### Task requirements
Please pull out every line that includes the string "Выберите".

Stored items from a collection
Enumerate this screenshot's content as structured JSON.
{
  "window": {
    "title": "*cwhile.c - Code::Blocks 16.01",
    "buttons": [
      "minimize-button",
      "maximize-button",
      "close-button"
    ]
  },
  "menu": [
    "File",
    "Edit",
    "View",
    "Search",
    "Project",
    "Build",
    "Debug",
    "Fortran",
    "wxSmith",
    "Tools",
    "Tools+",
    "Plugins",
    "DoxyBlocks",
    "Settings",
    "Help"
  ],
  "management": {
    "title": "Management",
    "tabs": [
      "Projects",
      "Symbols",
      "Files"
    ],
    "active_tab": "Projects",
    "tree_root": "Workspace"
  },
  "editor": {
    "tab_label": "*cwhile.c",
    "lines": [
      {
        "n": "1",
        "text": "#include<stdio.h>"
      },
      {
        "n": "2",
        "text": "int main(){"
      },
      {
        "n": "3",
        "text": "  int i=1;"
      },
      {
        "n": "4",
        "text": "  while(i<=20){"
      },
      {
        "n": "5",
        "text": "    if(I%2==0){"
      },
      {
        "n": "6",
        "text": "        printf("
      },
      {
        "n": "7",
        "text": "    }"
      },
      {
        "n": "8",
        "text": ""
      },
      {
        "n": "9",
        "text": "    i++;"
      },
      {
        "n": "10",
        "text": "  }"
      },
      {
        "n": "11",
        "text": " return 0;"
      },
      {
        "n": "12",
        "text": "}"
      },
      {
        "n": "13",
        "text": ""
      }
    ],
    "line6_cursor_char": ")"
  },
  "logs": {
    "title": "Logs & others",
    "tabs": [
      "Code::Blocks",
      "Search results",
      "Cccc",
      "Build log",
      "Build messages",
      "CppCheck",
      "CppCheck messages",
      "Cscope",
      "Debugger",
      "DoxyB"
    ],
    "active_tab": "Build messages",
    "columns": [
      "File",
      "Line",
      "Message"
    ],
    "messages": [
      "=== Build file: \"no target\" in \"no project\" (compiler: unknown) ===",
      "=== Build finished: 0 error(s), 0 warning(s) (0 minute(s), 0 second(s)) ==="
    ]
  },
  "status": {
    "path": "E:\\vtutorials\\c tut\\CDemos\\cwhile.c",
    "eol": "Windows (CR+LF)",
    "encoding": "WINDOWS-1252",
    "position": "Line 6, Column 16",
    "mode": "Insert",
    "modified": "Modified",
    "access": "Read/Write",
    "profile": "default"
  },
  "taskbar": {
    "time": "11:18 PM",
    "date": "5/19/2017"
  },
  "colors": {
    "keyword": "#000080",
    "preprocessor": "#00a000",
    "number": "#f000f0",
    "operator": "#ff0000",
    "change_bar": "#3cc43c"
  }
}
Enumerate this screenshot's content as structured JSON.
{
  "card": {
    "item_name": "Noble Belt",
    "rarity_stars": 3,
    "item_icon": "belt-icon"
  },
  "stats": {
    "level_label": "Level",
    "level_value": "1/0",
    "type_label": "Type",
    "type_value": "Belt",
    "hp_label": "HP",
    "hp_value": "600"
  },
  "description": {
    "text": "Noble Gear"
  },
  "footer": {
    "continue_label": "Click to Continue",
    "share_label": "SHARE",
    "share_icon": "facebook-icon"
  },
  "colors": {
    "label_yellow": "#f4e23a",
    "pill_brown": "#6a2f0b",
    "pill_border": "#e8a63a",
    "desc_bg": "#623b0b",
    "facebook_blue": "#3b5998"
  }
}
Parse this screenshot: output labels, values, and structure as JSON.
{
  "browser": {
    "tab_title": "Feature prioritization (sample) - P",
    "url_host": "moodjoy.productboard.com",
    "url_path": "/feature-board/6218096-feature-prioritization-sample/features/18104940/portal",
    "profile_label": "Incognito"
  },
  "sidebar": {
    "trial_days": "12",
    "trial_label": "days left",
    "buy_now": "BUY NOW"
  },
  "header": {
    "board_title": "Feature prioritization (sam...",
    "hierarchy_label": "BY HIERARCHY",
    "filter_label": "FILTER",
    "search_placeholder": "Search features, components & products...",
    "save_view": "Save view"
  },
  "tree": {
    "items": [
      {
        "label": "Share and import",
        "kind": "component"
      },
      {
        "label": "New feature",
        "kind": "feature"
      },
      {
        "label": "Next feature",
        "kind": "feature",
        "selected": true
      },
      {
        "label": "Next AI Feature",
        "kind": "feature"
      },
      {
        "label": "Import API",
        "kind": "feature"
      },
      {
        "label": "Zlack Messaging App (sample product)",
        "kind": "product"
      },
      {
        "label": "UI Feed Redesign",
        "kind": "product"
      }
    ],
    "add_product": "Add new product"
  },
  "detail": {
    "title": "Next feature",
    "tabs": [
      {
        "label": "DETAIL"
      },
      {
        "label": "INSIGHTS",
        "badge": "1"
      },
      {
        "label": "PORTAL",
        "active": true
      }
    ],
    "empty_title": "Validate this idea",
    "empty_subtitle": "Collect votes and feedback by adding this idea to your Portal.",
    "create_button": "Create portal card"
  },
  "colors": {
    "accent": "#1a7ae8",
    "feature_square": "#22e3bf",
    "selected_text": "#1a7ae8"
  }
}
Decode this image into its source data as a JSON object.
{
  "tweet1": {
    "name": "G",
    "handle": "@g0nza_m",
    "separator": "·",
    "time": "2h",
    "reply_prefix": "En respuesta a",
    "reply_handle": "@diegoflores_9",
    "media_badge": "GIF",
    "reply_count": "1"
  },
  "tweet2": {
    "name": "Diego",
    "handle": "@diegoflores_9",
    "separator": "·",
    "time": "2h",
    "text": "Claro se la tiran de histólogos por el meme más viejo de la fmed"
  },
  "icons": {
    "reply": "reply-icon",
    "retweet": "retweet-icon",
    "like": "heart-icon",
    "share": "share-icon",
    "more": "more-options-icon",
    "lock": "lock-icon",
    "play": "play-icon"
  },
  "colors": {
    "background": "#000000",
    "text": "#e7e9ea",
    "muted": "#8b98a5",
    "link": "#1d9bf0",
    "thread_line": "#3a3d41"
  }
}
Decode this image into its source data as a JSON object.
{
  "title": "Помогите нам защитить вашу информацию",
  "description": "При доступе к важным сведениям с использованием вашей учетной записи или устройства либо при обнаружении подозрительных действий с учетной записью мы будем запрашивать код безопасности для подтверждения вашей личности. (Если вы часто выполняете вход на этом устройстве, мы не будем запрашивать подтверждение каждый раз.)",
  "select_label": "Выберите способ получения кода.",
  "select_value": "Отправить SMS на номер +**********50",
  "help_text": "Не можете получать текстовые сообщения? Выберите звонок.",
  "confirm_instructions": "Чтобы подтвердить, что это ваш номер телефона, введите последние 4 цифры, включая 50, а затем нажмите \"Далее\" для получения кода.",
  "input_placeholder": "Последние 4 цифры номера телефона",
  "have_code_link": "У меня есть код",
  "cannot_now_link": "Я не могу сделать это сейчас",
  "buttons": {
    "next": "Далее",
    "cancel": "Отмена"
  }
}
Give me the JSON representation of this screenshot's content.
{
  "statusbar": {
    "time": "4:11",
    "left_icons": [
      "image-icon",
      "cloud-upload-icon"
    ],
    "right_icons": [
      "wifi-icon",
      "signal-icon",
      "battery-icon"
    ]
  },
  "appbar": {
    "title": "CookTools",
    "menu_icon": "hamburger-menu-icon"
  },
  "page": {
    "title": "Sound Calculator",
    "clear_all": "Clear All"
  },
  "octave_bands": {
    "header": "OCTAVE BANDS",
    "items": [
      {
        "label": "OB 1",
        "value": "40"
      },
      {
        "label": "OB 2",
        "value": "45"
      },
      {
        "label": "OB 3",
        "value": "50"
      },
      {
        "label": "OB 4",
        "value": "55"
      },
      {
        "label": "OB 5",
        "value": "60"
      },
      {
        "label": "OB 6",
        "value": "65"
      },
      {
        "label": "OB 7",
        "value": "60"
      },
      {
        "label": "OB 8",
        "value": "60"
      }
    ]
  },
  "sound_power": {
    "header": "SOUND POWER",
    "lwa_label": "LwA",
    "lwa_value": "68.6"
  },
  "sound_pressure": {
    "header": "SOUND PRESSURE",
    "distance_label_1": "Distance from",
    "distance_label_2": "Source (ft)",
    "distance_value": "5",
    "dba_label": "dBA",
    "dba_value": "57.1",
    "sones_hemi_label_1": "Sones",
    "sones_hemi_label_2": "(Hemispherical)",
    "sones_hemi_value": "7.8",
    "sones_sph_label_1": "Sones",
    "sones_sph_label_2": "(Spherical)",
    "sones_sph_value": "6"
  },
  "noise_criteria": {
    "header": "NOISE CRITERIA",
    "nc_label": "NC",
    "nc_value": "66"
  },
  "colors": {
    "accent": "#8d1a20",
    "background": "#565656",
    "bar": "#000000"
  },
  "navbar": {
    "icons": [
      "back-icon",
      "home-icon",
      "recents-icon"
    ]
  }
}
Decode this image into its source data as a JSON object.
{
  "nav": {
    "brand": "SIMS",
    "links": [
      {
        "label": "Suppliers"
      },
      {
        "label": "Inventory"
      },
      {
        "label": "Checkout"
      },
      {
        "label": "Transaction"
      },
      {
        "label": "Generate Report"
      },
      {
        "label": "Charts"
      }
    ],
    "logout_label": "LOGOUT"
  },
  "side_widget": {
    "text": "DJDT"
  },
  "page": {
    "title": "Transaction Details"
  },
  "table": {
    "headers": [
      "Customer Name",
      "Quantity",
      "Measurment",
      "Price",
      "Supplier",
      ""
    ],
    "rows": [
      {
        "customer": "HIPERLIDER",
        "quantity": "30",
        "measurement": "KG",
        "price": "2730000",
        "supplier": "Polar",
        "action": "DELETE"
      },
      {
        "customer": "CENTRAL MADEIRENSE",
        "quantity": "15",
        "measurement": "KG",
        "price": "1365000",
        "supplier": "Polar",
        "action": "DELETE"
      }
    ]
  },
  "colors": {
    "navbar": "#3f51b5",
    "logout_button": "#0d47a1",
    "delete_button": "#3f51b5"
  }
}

### Finished exercise
  "select_label": "Выберите способ получения кода.",
  "help_text": "Не можете получать текстовые сообщения? Выберите звонок.",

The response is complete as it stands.